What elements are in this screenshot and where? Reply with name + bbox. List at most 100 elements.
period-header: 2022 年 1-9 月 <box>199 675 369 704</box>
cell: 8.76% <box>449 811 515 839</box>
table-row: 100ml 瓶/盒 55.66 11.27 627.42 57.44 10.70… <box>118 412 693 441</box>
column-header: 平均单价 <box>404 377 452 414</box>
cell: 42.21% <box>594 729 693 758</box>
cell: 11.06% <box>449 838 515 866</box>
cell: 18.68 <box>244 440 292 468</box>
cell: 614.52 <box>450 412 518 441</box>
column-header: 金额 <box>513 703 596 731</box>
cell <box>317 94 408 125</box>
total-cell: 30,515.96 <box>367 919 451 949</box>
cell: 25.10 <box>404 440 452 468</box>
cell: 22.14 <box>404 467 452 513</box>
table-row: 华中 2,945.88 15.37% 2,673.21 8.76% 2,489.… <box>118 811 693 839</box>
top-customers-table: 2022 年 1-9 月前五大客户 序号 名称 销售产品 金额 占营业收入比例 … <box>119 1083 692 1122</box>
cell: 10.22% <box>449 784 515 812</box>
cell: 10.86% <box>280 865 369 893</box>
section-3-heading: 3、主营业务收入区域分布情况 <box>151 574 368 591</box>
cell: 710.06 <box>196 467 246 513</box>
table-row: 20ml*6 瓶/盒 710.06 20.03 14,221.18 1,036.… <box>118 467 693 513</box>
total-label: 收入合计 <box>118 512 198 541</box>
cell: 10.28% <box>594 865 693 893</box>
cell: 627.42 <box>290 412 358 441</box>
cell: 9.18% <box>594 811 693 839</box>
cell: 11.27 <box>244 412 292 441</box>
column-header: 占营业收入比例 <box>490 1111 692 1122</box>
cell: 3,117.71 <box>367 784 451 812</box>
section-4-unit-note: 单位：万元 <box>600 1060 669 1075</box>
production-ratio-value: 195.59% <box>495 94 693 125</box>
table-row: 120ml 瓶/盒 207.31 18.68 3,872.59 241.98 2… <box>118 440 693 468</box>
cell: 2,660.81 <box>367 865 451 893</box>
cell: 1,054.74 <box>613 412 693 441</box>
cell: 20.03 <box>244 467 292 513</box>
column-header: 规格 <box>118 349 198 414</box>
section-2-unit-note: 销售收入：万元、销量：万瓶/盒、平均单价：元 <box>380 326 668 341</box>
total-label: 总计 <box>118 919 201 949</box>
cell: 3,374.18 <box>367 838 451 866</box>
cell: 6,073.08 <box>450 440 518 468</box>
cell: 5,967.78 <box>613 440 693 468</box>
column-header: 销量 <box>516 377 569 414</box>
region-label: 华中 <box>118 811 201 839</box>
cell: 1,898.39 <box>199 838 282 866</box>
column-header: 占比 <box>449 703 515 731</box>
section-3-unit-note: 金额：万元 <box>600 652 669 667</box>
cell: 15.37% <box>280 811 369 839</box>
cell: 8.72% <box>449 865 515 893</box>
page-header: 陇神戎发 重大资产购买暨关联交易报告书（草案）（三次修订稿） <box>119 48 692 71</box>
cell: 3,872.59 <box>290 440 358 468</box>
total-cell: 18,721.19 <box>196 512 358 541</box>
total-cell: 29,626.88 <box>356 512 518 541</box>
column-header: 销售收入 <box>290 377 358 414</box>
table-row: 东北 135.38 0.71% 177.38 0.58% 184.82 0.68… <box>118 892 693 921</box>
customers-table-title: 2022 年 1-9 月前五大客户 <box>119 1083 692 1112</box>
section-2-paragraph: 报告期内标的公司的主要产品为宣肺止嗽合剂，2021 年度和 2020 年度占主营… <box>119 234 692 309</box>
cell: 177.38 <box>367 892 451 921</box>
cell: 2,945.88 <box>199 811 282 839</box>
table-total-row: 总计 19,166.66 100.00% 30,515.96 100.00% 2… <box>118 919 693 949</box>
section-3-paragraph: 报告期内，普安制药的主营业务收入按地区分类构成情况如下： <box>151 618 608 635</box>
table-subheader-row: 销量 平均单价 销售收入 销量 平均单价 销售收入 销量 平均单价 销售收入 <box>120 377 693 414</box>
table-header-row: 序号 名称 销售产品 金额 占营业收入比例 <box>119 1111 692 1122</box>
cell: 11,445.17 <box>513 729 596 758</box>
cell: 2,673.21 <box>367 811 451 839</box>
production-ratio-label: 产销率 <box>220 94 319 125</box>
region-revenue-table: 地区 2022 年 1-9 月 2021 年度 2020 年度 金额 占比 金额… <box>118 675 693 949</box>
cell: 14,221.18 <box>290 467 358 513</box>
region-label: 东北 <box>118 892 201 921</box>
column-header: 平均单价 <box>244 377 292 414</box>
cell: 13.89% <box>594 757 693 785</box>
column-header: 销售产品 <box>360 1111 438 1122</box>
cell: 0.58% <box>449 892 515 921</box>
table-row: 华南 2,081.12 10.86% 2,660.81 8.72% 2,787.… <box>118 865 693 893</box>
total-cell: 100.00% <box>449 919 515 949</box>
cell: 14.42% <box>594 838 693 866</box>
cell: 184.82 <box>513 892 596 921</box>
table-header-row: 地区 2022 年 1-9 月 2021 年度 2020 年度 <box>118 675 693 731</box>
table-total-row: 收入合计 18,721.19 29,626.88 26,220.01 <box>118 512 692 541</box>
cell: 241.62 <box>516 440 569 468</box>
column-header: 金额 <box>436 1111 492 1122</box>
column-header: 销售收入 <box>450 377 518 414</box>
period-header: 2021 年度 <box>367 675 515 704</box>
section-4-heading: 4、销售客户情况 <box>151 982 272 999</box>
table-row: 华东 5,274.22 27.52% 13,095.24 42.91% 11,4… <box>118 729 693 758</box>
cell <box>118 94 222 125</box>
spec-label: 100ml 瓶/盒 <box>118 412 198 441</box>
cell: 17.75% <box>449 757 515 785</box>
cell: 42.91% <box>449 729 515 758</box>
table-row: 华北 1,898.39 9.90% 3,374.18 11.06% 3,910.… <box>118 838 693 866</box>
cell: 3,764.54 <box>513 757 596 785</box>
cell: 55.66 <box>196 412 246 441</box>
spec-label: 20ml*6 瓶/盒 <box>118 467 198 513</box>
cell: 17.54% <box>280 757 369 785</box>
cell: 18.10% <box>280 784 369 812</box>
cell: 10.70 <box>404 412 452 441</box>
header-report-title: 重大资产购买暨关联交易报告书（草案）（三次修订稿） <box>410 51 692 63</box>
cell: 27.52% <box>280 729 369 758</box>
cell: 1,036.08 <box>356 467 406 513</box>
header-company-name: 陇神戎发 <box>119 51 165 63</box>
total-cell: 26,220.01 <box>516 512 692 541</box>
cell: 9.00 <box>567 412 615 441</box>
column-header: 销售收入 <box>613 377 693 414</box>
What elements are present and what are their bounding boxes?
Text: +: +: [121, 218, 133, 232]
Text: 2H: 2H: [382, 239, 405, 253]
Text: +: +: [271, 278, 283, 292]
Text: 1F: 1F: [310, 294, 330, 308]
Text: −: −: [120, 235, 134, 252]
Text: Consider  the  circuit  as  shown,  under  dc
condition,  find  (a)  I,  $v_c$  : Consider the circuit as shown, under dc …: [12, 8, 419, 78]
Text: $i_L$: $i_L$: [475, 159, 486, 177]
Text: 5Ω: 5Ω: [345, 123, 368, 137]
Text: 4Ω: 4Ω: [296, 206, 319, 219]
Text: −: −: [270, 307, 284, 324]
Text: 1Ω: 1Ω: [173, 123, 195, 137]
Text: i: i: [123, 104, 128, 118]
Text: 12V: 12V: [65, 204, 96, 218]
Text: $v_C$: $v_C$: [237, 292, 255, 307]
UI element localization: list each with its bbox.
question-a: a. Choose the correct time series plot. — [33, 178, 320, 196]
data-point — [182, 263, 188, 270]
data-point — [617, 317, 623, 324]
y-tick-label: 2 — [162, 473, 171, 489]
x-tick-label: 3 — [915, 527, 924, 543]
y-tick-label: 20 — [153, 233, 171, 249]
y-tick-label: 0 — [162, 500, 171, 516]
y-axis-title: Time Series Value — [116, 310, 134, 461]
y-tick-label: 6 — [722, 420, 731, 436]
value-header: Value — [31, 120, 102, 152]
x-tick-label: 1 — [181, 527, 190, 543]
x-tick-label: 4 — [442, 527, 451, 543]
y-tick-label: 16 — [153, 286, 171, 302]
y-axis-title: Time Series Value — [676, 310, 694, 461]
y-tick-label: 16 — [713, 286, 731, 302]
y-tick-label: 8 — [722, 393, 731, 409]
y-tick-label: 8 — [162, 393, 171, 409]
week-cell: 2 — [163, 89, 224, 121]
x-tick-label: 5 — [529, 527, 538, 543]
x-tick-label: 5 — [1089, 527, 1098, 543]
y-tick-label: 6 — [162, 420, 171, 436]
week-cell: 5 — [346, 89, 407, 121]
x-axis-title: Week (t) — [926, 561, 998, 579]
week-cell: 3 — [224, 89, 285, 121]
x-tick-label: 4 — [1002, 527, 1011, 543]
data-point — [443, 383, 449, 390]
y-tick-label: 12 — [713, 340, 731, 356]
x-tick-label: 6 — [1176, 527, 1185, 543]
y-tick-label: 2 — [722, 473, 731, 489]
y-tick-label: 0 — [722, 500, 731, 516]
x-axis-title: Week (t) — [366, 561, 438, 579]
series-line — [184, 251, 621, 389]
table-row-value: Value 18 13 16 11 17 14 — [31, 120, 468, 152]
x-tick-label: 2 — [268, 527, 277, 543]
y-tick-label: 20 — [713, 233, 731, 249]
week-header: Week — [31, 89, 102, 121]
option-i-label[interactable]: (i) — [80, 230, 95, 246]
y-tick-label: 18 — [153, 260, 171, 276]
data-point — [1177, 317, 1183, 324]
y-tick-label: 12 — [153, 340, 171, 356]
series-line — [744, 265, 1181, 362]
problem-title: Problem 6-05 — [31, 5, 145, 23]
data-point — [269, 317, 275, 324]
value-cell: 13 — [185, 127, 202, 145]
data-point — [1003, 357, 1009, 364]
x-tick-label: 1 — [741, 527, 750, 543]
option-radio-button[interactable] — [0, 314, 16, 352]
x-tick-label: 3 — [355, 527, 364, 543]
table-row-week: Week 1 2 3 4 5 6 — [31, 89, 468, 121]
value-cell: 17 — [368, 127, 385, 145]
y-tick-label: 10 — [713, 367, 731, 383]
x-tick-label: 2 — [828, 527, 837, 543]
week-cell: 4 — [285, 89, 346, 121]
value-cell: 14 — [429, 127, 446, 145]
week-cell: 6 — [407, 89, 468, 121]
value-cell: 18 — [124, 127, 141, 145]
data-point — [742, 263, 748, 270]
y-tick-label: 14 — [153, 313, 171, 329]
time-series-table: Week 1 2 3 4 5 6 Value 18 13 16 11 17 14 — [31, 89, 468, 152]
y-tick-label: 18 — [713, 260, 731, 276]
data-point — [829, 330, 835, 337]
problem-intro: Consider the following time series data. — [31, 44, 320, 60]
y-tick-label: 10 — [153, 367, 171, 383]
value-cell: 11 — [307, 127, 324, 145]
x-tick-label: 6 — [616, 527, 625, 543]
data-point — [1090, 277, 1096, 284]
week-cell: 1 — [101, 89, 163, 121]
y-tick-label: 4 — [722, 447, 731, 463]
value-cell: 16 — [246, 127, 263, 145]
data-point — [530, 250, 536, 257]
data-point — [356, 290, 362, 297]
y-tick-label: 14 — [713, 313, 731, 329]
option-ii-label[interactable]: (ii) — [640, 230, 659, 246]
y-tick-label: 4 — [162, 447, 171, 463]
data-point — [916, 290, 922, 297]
***
_EXERCISE GOAL_.
Quote the records word for word, starting at the first line and ending at the line that contains "cell: 42.21% <box>594 729 693 758</box>", with both of those lines included.

_THE COMPLETED TASK_.
What elements are in this screenshot and where? Reply with name + bbox. List at most 100 elements.
period-header: 2022 年 1-9 月 <box>199 675 369 704</box>
cell: 8.76% <box>449 811 515 839</box>
table-row: 100ml 瓶/盒 55.66 11.27 627.42 57.44 10.70… <box>118 412 693 441</box>
column-header: 平均单价 <box>404 377 452 414</box>
cell: 42.21% <box>594 729 693 758</box>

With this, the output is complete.